**YOUR OBJECTIVE**
Can you find the lines of the listing that include "data" and copy every one?
>>>>
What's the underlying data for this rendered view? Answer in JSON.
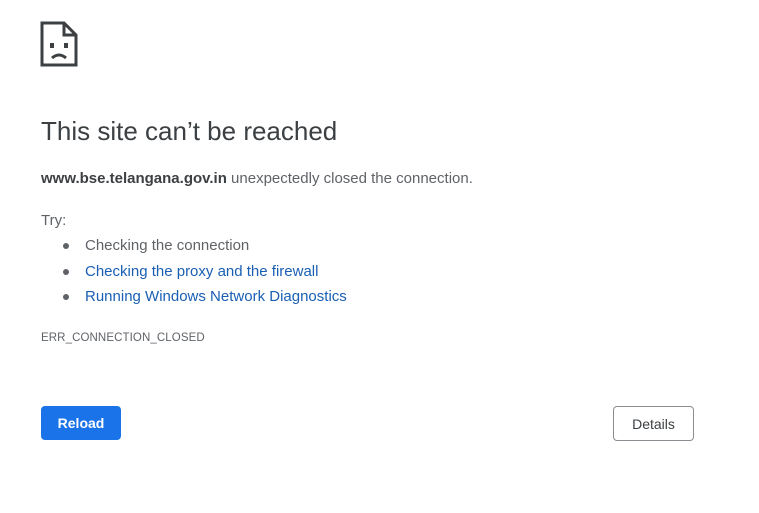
{
  "icon": "sad-page-icon",
  "title": "This site can’t be reached",
  "message": {
    "host": "www.bse.telangana.gov.in",
    "text": " unexpectedly closed the connection."
  },
  "try_label": "Try:",
  "suggestions": [
    {
      "label": "Checking the connection",
      "is_link": false
    },
    {
      "label": "Checking the proxy and the firewall",
      "is_link": true
    },
    {
      "label": "Running Windows Network Diagnostics",
      "is_link": true
    }
  ],
  "error_code": "ERR_CONNECTION_CLOSED",
  "buttons": {
    "reload": "Reload",
    "details": "Details"
  },
  "colors": {
    "primary": "#1a73e8",
    "link": "#1a5fb4",
    "heading": "#3c4043",
    "text": "#5f6368"
  }
}
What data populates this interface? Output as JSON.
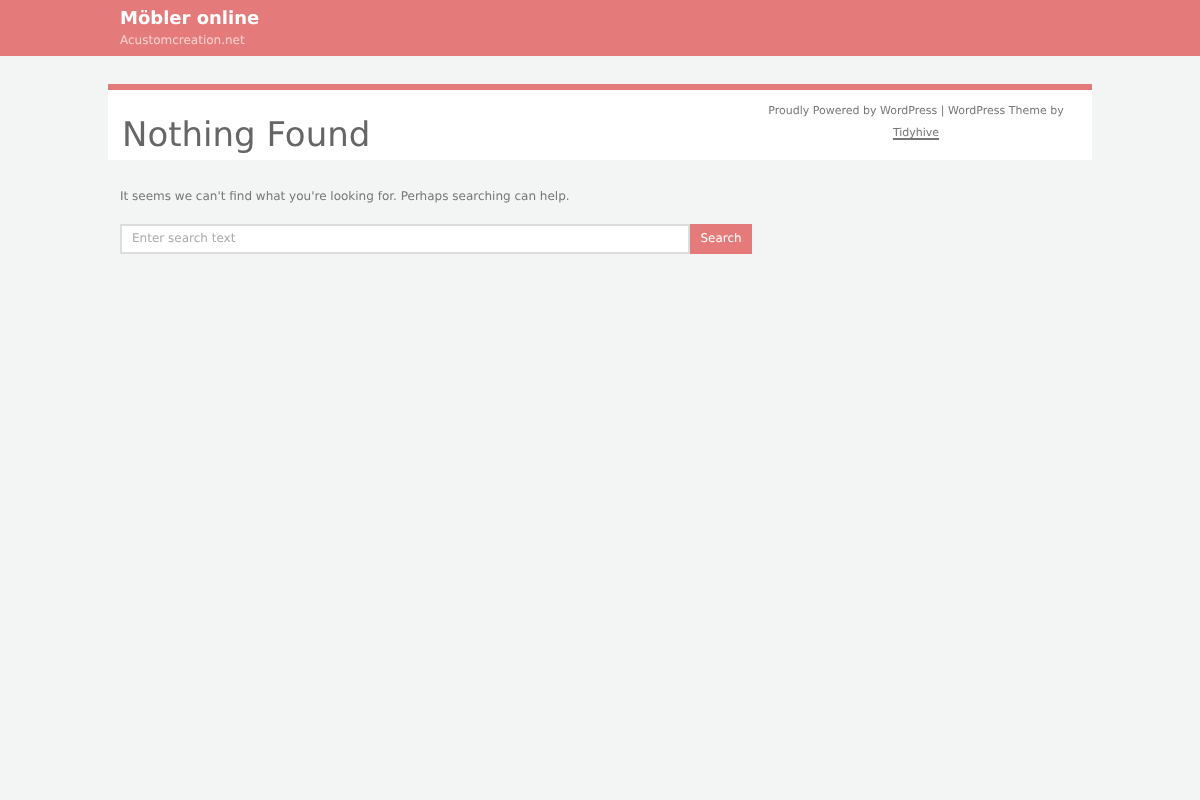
{
  "header": {
    "site_title": "Möbler online",
    "tagline": "Acustomcreation.net"
  },
  "page_header": {
    "title": "Nothing Found",
    "credits": "Proudly Powered by WordPress | WordPress Theme by",
    "credits_link": "Tidyhive"
  },
  "content": {
    "message": "It seems we can't find what you're looking for. Perhaps searching can help.",
    "search": {
      "placeholder": "Enter search text",
      "button": "Search"
    }
  }
}
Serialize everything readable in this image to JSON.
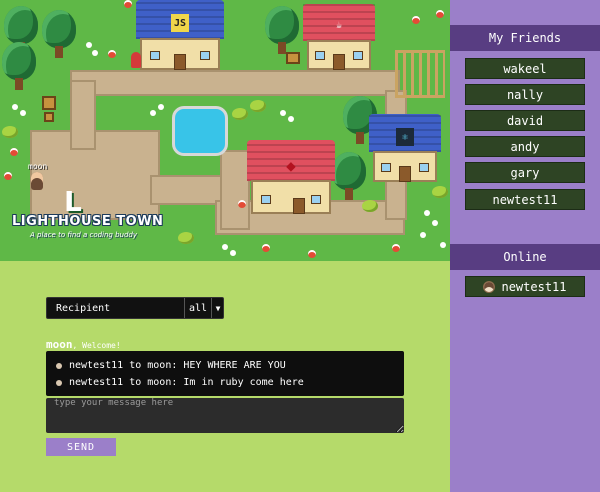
{
  "map": {
    "logo_title": "LIGHTHOUSE TOWN",
    "logo_tagline": "A place to find a coding buddy",
    "player_name": "moon",
    "buildings": [
      {
        "name": "js-house",
        "emblem": "JS",
        "roof": "#3f60c8"
      },
      {
        "name": "coffee-house",
        "emblem": "☕",
        "roof": "#e0505f"
      },
      {
        "name": "ruby-house",
        "emblem": "◆",
        "roof": "#e0505f"
      },
      {
        "name": "react-house",
        "emblem": "⚛",
        "roof": "#3f60c8"
      }
    ]
  },
  "sidebar": {
    "friends_heading": "My Friends",
    "friends": [
      "wakeel",
      "nally",
      "david",
      "andy",
      "gary",
      "newtest11"
    ],
    "online_heading": "Online",
    "online": [
      "newtest11"
    ]
  },
  "chat": {
    "recipient_label": "Recipient",
    "recipient_value": "all",
    "greeting_name": "moon",
    "greeting_text": ", Welcome!",
    "messages": [
      "newtest11 to moon: HEY WHERE ARE YOU",
      "newtest11 to moon: Im in ruby come here"
    ],
    "input_placeholder": "type your message here",
    "send_label": "SEND"
  },
  "colors": {
    "page_bg": "#b5da6a",
    "sidebar_bg": "#9b7fc9",
    "sidebar_header": "#583d82",
    "friend_button": "#2e4424",
    "send_button": "#9b7fc9"
  }
}
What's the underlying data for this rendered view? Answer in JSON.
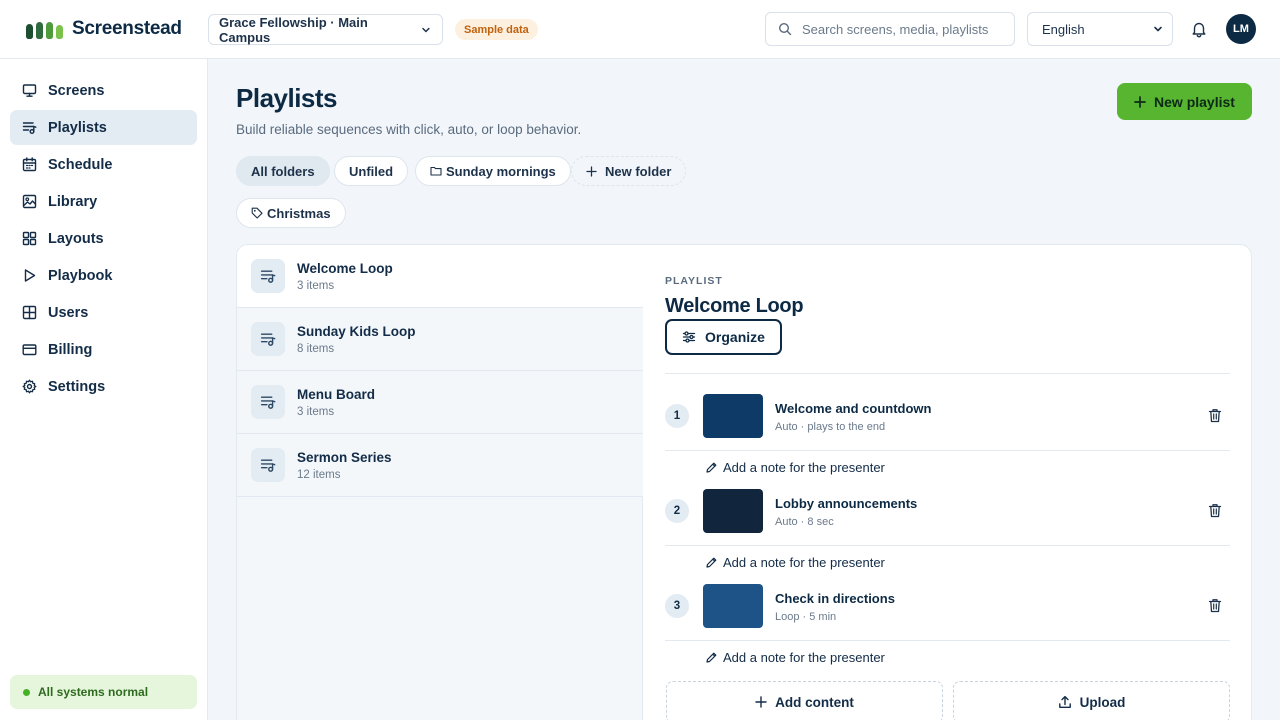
{
  "app": {
    "name": "Screenstead",
    "logo_colors": [
      "#1d4e2f",
      "#2f6b3d",
      "#4f9a3a",
      "#7cc24a"
    ]
  },
  "header": {
    "org_select": "Grace Fellowship · Main Campus",
    "sample_badge": "Sample data",
    "search_placeholder": "Search screens, media, playlists",
    "language": "English",
    "avatar_initials": "LM"
  },
  "sidebar": {
    "items": [
      {
        "label": "Screens",
        "icon": "monitor-icon"
      },
      {
        "label": "Playlists",
        "icon": "playlist-icon",
        "active": true
      },
      {
        "label": "Schedule",
        "icon": "calendar-icon"
      },
      {
        "label": "Library",
        "icon": "image-icon"
      },
      {
        "label": "Layouts",
        "icon": "layout-grid-icon"
      },
      {
        "label": "Playbook",
        "icon": "play-icon"
      },
      {
        "label": "Users",
        "icon": "users-grid-icon"
      },
      {
        "label": "Billing",
        "icon": "credit-card-icon"
      },
      {
        "label": "Settings",
        "icon": "gear-icon"
      }
    ],
    "status": "All systems normal"
  },
  "page": {
    "title": "Playlists",
    "subtitle": "Build reliable sequences with click, auto, or loop behavior.",
    "new_button": "New playlist"
  },
  "filters": {
    "all": "All folders",
    "unfiled": "Unfiled",
    "folder": "Sunday mornings",
    "new_folder": "New folder",
    "tag": "Christmas"
  },
  "playlists": [
    {
      "name": "Welcome Loop",
      "count": "3 items"
    },
    {
      "name": "Sunday Kids Loop",
      "count": "8 items"
    },
    {
      "name": "Menu Board",
      "count": "3 items"
    },
    {
      "name": "Sermon Series",
      "count": "12 items"
    }
  ],
  "detail": {
    "eyebrow": "PLAYLIST",
    "title": "Welcome Loop",
    "organize": "Organize",
    "note_label": "Add a note for the presenter",
    "items": [
      {
        "num": "1",
        "name": "Welcome and countdown",
        "meta": "Auto · plays to the end",
        "color": "#0d3a66"
      },
      {
        "num": "2",
        "name": "Lobby announcements",
        "meta": "Auto · 8 sec",
        "color": "#11253d"
      },
      {
        "num": "3",
        "name": "Check in directions",
        "meta": "Loop · 5 min",
        "color": "#1e5388"
      }
    ],
    "add_content": "Add content",
    "upload": "Upload"
  }
}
<<<<
**CORRECT OUTPUT**
What's the underlying data for this rendered view? Answer in JSON.
What data populates this interface? Output as JSON.
What's the underlying data for this rendered view? Answer in JSON.
    "sample_badge": "Sample data",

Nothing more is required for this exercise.